DOCUMENT SEGMENT:
• • • • •
Archive for January, 2008

Funny WordPress Vulnerability

Mike Tracy | January 23rd, 2008 | Filed Under: Uncategorized

There’s an interesting discussion on reddit about a recently “fixed” WordPress vulnerability. tqbf brought it to my attention this evening and it made me laugh… A LOT. It also got me thinking about too many cooks, bad recipe books and dead tasters for no other reason than I was hungry and in search of a metaphor.

Originally reported by Michael Brooks, this simply has to be one of the silliest vulnerabilities ever:

Looking at the code that caused all the ruckus, we find:

return ($wp_query->is_admin || (stripos($_SERVER[‘REQUEST_URI’], ‘wp-admin/’) !== false));

In PHP, the difference between _SERVER[‘PHP_SELF’] and _SERVER[‘REQUEST_URI’] is that the latter also gives you the parameters that were passed to a GET request. For example, getting the url http://www.victim.com/victim_blog/index.php?var=val will set PHP_SELF to “/victim_blog/index.php” and REQUEST_URI to “victim_blog/index.php?var=val”. What does this mean? Well, in the case of the above code from WordPress, if you GET an URL like /victim_blog/index.php?foo=wp-admin/&realvar=realval, is_admin() will return true.

This might sound like the end of the world except that in WordPressLand(tm), the is_admin() function is supposed to be used to find the user’s context and not to determine if the user has admin privileges right? Even though this is pretty shoddy, there’s no real privilege escalation to be had… correct? Hoooold the phone there laddy buck… also in the reddit comments is a code snippet from wp-includes/query.php that looks like:

1172              if ( is_admin() )
• • • • •
EXTRACTED MATERIAL:
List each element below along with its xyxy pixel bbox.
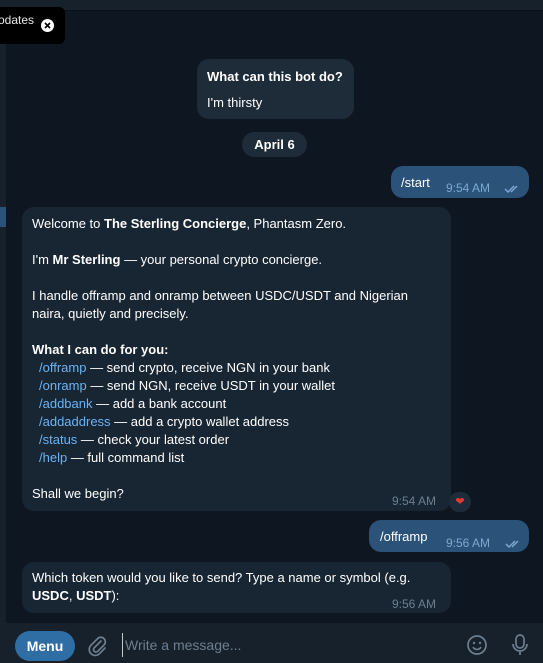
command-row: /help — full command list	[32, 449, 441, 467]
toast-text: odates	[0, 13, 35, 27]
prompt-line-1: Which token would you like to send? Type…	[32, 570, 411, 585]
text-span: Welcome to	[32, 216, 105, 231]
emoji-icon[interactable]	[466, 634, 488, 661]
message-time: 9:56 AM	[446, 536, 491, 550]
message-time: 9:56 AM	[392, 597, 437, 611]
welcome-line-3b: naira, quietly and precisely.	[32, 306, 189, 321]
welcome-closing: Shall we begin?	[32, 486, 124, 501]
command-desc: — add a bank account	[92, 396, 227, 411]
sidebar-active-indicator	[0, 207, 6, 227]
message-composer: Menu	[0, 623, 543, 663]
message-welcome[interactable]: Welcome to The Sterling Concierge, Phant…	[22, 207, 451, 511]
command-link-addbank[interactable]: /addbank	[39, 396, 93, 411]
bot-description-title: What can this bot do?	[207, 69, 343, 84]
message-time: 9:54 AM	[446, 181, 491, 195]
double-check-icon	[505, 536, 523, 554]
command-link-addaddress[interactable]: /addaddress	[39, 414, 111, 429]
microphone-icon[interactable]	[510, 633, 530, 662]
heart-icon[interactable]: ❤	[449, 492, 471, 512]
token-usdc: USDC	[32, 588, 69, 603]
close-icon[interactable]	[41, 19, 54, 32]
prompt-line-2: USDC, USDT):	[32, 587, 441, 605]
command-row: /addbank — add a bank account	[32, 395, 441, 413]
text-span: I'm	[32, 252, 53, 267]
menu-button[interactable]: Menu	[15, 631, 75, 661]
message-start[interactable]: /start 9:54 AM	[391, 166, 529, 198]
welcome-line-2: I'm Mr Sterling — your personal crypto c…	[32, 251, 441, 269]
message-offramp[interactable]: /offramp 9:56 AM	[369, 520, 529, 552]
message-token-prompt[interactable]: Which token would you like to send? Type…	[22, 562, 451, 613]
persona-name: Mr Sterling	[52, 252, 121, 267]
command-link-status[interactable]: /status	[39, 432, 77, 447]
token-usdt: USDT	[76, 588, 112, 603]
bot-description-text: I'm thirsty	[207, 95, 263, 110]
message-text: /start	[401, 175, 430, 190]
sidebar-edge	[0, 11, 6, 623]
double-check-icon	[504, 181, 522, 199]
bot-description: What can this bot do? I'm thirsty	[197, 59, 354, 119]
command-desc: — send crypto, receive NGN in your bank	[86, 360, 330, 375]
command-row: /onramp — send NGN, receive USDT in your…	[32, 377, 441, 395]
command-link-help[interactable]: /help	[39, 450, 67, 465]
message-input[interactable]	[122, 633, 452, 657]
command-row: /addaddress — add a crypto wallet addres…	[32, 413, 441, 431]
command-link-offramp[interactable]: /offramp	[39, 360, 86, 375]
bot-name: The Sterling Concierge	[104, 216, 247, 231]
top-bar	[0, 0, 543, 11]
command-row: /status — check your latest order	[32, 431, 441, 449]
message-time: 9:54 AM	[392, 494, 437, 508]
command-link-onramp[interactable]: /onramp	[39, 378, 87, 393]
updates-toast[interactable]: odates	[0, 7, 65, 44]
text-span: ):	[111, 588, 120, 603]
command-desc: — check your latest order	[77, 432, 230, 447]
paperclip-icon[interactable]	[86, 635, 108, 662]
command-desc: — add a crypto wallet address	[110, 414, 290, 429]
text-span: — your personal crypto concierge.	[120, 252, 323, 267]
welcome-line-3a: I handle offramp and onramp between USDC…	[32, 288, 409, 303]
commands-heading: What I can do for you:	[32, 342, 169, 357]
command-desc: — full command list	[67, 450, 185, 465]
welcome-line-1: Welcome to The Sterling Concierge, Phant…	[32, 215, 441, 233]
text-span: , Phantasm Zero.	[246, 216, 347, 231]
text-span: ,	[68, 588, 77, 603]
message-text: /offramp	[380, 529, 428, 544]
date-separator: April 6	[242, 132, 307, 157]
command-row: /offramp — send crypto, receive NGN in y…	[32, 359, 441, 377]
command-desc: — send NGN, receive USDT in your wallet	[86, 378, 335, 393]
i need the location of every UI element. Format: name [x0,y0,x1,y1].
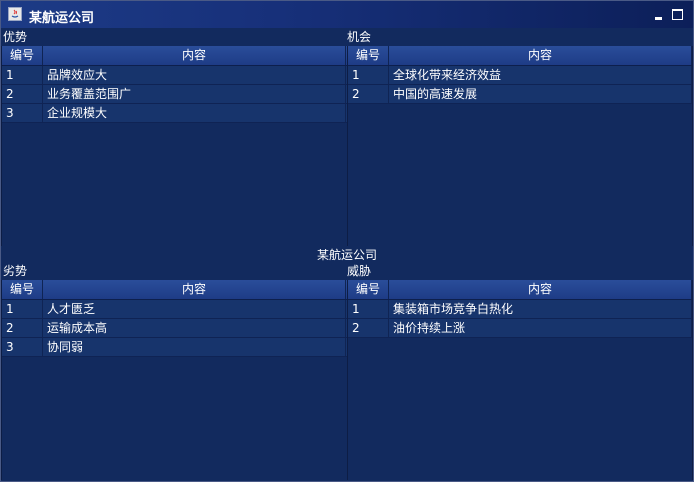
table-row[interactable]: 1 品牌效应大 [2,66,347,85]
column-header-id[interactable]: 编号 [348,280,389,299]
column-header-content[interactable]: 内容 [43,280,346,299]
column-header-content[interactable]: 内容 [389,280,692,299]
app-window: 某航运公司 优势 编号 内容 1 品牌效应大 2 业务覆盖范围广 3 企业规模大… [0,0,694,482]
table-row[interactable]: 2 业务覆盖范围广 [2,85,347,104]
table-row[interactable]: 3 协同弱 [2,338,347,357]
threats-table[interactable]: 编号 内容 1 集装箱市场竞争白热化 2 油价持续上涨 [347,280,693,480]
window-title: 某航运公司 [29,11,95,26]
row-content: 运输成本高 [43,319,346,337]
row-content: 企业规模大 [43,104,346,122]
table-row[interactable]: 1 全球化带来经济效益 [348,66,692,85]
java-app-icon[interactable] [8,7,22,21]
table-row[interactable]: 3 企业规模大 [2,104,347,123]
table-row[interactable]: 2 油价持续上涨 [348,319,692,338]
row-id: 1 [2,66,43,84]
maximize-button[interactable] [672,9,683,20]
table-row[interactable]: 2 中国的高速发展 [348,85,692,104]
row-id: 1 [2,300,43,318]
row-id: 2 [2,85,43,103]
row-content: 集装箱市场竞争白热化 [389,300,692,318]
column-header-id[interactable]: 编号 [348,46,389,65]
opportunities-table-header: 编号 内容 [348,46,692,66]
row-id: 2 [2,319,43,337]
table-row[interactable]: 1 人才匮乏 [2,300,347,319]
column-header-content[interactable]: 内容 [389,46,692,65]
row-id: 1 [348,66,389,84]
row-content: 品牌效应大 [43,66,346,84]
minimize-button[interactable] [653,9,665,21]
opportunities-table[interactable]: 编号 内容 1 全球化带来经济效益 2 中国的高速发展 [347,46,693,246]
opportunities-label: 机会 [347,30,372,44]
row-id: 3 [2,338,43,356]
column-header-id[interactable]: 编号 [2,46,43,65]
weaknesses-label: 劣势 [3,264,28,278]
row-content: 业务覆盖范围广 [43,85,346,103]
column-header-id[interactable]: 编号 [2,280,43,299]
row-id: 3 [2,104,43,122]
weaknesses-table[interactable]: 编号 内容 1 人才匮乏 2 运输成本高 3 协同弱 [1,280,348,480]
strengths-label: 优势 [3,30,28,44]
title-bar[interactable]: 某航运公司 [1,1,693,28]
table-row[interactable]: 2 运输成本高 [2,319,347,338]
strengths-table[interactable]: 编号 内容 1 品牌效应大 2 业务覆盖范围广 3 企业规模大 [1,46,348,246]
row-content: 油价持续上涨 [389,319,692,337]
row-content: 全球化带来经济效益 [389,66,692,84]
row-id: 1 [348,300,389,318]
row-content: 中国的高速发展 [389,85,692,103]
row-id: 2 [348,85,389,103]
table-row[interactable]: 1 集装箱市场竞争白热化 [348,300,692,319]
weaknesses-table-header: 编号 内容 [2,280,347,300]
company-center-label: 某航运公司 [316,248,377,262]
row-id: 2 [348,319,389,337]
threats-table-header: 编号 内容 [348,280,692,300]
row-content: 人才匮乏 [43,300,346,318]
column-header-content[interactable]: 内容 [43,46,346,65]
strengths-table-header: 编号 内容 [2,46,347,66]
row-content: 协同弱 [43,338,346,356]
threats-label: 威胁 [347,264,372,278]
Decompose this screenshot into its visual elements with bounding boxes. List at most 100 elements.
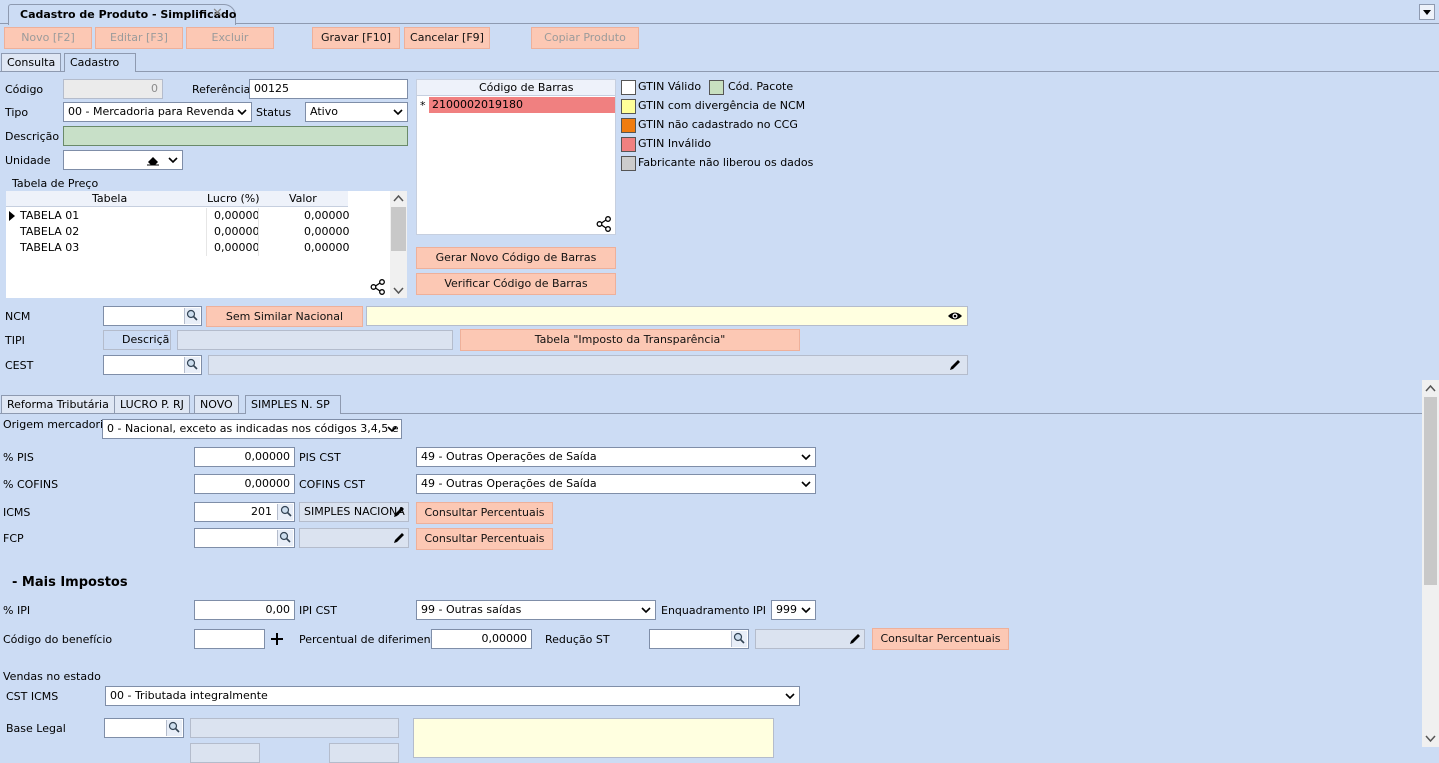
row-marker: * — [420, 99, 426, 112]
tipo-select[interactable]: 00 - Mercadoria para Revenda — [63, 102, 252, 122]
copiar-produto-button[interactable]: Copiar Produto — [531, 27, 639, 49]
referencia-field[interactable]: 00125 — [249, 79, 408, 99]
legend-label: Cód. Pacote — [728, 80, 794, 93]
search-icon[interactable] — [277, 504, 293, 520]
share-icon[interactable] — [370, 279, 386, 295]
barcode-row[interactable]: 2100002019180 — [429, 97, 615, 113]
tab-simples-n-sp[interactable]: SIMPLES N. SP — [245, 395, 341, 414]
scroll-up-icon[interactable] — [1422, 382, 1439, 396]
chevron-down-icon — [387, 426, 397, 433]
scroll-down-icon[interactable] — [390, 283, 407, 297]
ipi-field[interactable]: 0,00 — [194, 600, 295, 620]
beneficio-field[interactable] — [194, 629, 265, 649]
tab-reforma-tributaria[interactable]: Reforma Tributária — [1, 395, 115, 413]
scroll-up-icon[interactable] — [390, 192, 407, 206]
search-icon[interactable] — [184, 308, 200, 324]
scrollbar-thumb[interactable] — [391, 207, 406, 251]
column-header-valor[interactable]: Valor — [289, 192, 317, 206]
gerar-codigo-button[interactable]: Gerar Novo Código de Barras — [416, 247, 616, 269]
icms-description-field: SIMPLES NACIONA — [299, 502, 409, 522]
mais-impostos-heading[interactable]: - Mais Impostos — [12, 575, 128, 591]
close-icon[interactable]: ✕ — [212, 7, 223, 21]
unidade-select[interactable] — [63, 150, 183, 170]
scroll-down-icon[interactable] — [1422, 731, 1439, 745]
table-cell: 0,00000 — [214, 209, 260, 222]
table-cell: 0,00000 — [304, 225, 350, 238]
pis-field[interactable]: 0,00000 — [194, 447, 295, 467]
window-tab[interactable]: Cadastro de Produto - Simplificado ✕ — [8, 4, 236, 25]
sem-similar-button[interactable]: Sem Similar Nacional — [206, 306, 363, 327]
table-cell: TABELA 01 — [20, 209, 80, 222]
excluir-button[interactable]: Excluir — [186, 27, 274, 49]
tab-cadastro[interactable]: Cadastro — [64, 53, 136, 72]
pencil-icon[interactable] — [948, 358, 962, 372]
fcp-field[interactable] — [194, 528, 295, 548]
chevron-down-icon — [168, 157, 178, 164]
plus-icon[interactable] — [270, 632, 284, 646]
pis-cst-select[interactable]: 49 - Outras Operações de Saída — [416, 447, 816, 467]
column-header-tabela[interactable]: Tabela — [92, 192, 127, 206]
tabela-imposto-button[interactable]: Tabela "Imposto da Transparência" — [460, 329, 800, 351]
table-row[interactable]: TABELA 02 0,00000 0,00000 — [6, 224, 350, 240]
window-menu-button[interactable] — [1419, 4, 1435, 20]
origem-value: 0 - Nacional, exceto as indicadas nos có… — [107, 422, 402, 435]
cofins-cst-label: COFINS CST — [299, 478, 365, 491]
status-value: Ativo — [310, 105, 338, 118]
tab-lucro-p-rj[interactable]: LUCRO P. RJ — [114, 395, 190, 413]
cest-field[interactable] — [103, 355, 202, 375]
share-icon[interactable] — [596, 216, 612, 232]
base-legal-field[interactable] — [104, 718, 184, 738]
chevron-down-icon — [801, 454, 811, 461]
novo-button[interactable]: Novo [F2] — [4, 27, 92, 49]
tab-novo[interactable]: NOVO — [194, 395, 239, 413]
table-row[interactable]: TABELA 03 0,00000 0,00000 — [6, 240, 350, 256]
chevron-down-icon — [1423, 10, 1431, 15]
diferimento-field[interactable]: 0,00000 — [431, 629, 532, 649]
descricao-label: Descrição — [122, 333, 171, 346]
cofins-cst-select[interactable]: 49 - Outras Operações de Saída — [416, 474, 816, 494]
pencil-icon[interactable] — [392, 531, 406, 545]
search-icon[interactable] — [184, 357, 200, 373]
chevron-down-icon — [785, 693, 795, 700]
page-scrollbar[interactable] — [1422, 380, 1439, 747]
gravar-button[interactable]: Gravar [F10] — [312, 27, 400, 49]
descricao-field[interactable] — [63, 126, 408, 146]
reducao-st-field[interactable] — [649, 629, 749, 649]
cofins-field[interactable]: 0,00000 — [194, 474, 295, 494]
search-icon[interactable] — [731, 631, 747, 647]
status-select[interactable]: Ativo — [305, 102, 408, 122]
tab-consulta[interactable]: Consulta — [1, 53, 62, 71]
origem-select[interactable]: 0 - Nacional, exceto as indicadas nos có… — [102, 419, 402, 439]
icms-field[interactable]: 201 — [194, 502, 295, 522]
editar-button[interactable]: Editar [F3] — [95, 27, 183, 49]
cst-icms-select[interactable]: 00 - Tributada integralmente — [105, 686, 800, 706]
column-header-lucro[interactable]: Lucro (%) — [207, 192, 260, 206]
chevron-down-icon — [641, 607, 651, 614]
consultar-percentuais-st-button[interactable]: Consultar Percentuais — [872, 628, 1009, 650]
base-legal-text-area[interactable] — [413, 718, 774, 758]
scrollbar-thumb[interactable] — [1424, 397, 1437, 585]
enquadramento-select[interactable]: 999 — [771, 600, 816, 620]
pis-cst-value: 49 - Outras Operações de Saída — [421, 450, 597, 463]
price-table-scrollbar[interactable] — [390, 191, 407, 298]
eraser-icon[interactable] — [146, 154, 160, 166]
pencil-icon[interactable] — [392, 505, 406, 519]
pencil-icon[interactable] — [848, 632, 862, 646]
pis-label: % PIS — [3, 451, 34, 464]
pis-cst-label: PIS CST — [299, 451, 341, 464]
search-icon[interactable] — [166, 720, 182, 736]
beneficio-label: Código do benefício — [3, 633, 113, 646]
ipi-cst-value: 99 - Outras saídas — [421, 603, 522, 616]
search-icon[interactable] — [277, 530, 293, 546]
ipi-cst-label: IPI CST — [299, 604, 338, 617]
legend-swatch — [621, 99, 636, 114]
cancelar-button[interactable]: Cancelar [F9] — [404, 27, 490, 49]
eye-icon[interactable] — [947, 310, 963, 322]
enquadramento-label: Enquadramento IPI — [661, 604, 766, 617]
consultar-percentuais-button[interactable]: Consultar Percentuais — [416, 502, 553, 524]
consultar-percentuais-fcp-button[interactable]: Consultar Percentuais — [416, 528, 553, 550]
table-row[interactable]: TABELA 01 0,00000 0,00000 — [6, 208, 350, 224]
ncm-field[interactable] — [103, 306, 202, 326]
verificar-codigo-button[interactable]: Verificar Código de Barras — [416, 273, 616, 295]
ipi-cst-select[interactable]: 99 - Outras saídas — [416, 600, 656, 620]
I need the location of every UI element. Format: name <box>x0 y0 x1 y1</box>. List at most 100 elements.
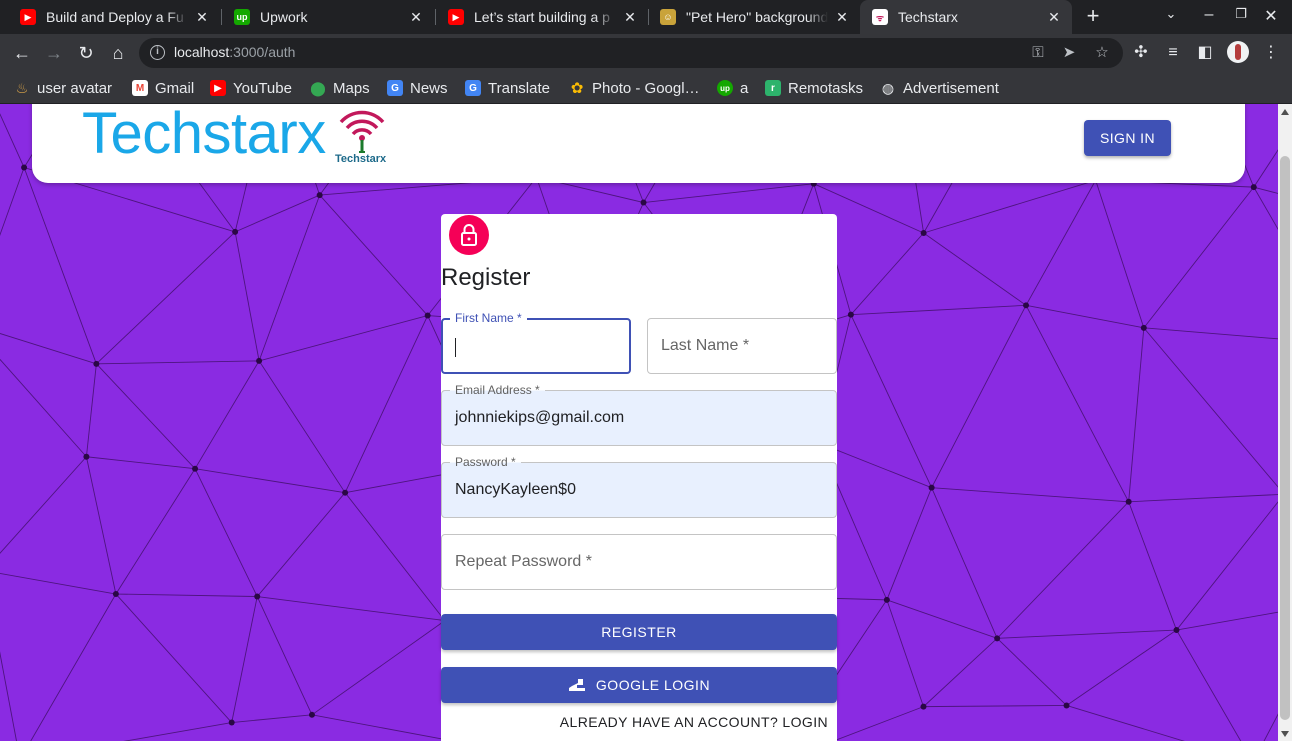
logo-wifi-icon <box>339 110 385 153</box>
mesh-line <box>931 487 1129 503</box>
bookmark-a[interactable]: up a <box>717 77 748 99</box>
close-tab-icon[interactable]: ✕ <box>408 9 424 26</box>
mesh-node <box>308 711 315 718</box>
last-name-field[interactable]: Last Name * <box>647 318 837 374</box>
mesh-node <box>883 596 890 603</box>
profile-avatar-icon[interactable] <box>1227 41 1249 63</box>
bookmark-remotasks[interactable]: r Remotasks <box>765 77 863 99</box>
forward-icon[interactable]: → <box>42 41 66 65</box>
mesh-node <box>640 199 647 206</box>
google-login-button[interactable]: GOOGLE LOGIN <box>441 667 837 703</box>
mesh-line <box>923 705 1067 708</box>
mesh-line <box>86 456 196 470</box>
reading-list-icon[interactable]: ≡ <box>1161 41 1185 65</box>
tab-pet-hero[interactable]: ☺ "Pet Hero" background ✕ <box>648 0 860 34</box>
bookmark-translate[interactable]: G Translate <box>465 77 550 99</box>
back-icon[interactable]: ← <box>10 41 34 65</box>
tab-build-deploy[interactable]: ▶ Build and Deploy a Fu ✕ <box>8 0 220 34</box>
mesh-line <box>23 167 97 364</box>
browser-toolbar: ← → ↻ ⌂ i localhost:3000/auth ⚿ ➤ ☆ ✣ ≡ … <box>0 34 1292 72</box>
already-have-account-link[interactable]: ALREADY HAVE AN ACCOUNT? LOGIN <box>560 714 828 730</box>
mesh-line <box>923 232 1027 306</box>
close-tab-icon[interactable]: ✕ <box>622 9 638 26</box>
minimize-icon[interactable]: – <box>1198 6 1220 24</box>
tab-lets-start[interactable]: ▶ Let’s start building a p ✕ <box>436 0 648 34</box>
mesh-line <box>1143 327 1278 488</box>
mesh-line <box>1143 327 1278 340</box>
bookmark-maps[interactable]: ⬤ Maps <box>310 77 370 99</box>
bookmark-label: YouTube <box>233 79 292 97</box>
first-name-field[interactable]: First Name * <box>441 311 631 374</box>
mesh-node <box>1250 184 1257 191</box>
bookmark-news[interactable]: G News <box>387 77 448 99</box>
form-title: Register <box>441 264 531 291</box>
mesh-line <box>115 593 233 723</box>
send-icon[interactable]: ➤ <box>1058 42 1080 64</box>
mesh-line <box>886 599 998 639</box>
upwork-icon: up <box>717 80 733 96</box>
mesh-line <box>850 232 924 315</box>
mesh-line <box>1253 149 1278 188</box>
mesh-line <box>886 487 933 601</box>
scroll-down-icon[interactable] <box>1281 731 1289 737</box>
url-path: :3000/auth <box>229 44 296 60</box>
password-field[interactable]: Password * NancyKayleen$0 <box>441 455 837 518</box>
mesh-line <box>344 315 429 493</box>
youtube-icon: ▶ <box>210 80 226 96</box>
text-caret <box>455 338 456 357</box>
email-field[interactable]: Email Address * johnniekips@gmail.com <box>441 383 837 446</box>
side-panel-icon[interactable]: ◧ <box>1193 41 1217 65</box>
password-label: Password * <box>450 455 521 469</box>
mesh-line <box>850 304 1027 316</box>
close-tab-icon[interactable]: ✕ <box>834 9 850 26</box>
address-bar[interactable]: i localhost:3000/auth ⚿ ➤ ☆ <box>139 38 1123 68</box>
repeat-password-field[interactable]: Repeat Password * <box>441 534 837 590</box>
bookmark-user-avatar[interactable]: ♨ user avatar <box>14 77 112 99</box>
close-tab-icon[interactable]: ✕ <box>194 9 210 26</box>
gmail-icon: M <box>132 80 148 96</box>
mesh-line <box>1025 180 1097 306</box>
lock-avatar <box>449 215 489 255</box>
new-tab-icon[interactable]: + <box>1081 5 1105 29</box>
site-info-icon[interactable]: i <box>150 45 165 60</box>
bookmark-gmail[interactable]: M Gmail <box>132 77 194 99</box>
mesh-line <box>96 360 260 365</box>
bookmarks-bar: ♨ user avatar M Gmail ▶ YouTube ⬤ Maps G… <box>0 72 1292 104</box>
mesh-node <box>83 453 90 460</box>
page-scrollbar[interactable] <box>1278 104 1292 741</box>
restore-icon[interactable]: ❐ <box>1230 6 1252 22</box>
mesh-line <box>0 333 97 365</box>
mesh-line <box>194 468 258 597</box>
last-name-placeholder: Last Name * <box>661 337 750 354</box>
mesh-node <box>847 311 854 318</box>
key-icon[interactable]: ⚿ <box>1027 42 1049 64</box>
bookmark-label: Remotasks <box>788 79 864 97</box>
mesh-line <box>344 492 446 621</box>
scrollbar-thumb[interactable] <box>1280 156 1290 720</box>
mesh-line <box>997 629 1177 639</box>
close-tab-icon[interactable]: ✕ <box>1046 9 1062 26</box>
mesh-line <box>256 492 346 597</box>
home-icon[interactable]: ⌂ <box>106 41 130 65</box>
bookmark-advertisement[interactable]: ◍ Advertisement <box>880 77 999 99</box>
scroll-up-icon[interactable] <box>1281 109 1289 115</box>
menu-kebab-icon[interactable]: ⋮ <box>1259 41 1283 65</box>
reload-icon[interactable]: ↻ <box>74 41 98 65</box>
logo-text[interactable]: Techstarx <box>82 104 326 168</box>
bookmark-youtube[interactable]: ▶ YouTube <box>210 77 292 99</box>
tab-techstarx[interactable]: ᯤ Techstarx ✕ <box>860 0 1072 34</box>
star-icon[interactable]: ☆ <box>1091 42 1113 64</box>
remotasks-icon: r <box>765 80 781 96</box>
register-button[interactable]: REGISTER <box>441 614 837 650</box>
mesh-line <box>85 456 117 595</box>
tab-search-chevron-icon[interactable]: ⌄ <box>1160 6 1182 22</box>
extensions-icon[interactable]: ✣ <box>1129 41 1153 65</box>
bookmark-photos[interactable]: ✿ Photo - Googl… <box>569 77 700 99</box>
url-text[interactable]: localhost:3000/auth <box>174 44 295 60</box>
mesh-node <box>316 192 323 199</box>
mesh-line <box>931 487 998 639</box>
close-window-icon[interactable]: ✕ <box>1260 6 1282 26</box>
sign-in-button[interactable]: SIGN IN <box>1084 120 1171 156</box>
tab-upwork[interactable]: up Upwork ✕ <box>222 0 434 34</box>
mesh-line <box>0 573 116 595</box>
• • • • •
PROBLEM REQUIREMENTS:
Output the part of the WordPress vulnerability post above verbatim, starting with "Originally reported by" and going on through "will return true.".

THE RESULT:
Originally reported by Michael Brooks, this simply has to be one of the silliest vulnerabilities ever:

Looking at the code that caused all the ruckus, we find:

return ($wp_query->is_admin || (stripos($_SERVER[‘REQUEST_URI’], ‘wp-admin/’) !== false));

In PHP, the difference between _SERVER[‘PHP_SELF’] and _SERVER[‘REQUEST_URI’] is that the latter also gives you the parameters that were passed to a GET request. For example, getting the url http://www.victim.com/victim_blog/index.php?var=val will set PHP_SELF to “/victim_blog/index.php” and REQUEST_URI to “victim_blog/index.php?var=val”. What does this mean? Well, in the case of the above code from WordPress, if you GET an URL like /victim_blog/index.php?foo=wp-admin/&realvar=realval, is_admin() will return true.